──────── Source data ────────

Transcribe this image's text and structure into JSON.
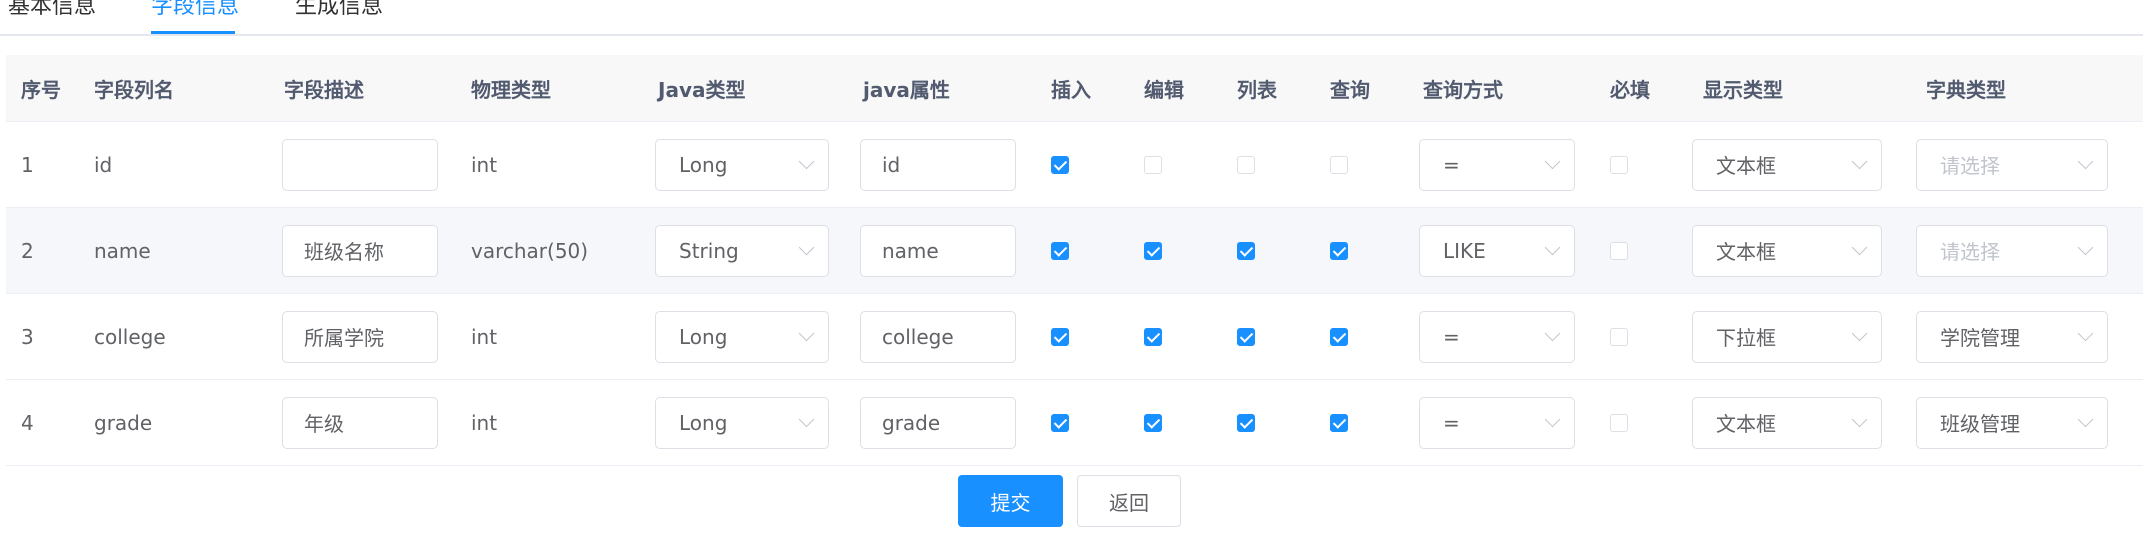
{
  "tabs": [
    {
      "label": "基本信息",
      "active": false
    },
    {
      "label": "字段信息",
      "active": true
    },
    {
      "label": "生成信息",
      "active": false
    }
  ],
  "colors": {
    "primary": "#1890ff",
    "border": "#dcdfe6",
    "header_bg": "#f8f8f9"
  },
  "table": {
    "headers": {
      "index": "序号",
      "column_name": "字段列名",
      "description": "字段描述",
      "physical_type": "物理类型",
      "java_type": "Java类型",
      "java_property": "java属性",
      "insert": "插入",
      "edit": "编辑",
      "list": "列表",
      "query": "查询",
      "query_mode": "查询方式",
      "required": "必填",
      "display_type": "显示类型",
      "dict_type": "字典类型"
    },
    "rows": [
      {
        "index": "1",
        "column_name": "id",
        "description": "",
        "physical_type": "int",
        "java_type": "Long",
        "java_property": "id",
        "insert": true,
        "edit": false,
        "list": false,
        "query": false,
        "query_mode": "=",
        "required": false,
        "display_type": "文本框",
        "dict_type": "",
        "dict_placeholder": "请选择"
      },
      {
        "index": "2",
        "column_name": "name",
        "description": "班级名称",
        "physical_type": "varchar(50)",
        "java_type": "String",
        "java_property": "name",
        "insert": true,
        "edit": true,
        "list": true,
        "query": true,
        "query_mode": "LIKE",
        "required": false,
        "display_type": "文本框",
        "dict_type": "",
        "dict_placeholder": "请选择"
      },
      {
        "index": "3",
        "column_name": "college",
        "description": "所属学院",
        "physical_type": "int",
        "java_type": "Long",
        "java_property": "college",
        "insert": true,
        "edit": true,
        "list": true,
        "query": true,
        "query_mode": "=",
        "required": false,
        "display_type": "下拉框",
        "dict_type": "学院管理",
        "dict_placeholder": "请选择"
      },
      {
        "index": "4",
        "column_name": "grade",
        "description": "年级",
        "physical_type": "int",
        "java_type": "Long",
        "java_property": "grade",
        "insert": true,
        "edit": true,
        "list": true,
        "query": true,
        "query_mode": "=",
        "required": false,
        "display_type": "文本框",
        "dict_type": "班级管理",
        "dict_placeholder": "请选择"
      }
    ]
  },
  "actions": {
    "submit": "提交",
    "back": "返回"
  }
}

────────

Work to be completed
Extract all the entries word for word; omit any pictures.

Solution for this problem
Transcribe this image's text and structure into JSON.
{
  "tabs": [
    {
      "label": "基本信息",
      "active": false
    },
    {
      "label": "字段信息",
      "active": true
    },
    {
      "label": "生成信息",
      "active": false
    }
  ],
  "colors": {
    "primary": "#1890ff",
    "border": "#dcdfe6",
    "header_bg": "#f8f8f9"
  },
  "table": {
    "headers": {
      "index": "序号",
      "column_name": "字段列名",
      "description": "字段描述",
      "physical_type": "物理类型",
      "java_type": "Java类型",
      "java_property": "java属性",
      "insert": "插入",
      "edit": "编辑",
      "list": "列表",
      "query": "查询",
      "query_mode": "查询方式",
      "required": "必填",
      "display_type": "显示类型",
      "dict_type": "字典类型"
    },
    "rows": [
      {
        "index": "1",
        "column_name": "id",
        "description": "",
        "physical_type": "int",
        "java_type": "Long",
        "java_property": "id",
        "insert": true,
        "edit": false,
        "list": false,
        "query": false,
        "query_mode": "=",
        "required": false,
        "display_type": "文本框",
        "dict_type": "",
        "dict_placeholder": "请选择"
      },
      {
        "index": "2",
        "column_name": "name",
        "description": "班级名称",
        "physical_type": "varchar(50)",
        "java_type": "String",
        "java_property": "name",
        "insert": true,
        "edit": true,
        "list": true,
        "query": true,
        "query_mode": "LIKE",
        "required": false,
        "display_type": "文本框",
        "dict_type": "",
        "dict_placeholder": "请选择"
      },
      {
        "index": "3",
        "column_name": "college",
        "description": "所属学院",
        "physical_type": "int",
        "java_type": "Long",
        "java_property": "college",
        "insert": true,
        "edit": true,
        "list": true,
        "query": true,
        "query_mode": "=",
        "required": false,
        "display_type": "下拉框",
        "dict_type": "学院管理",
        "dict_placeholder": "请选择"
      },
      {
        "index": "4",
        "column_name": "grade",
        "description": "年级",
        "physical_type": "int",
        "java_type": "Long",
        "java_property": "grade",
        "insert": true,
        "edit": true,
        "list": true,
        "query": true,
        "query_mode": "=",
        "required": false,
        "display_type": "文本框",
        "dict_type": "班级管理",
        "dict_placeholder": "请选择"
      }
    ]
  },
  "actions": {
    "submit": "提交",
    "back": "返回"
  }
}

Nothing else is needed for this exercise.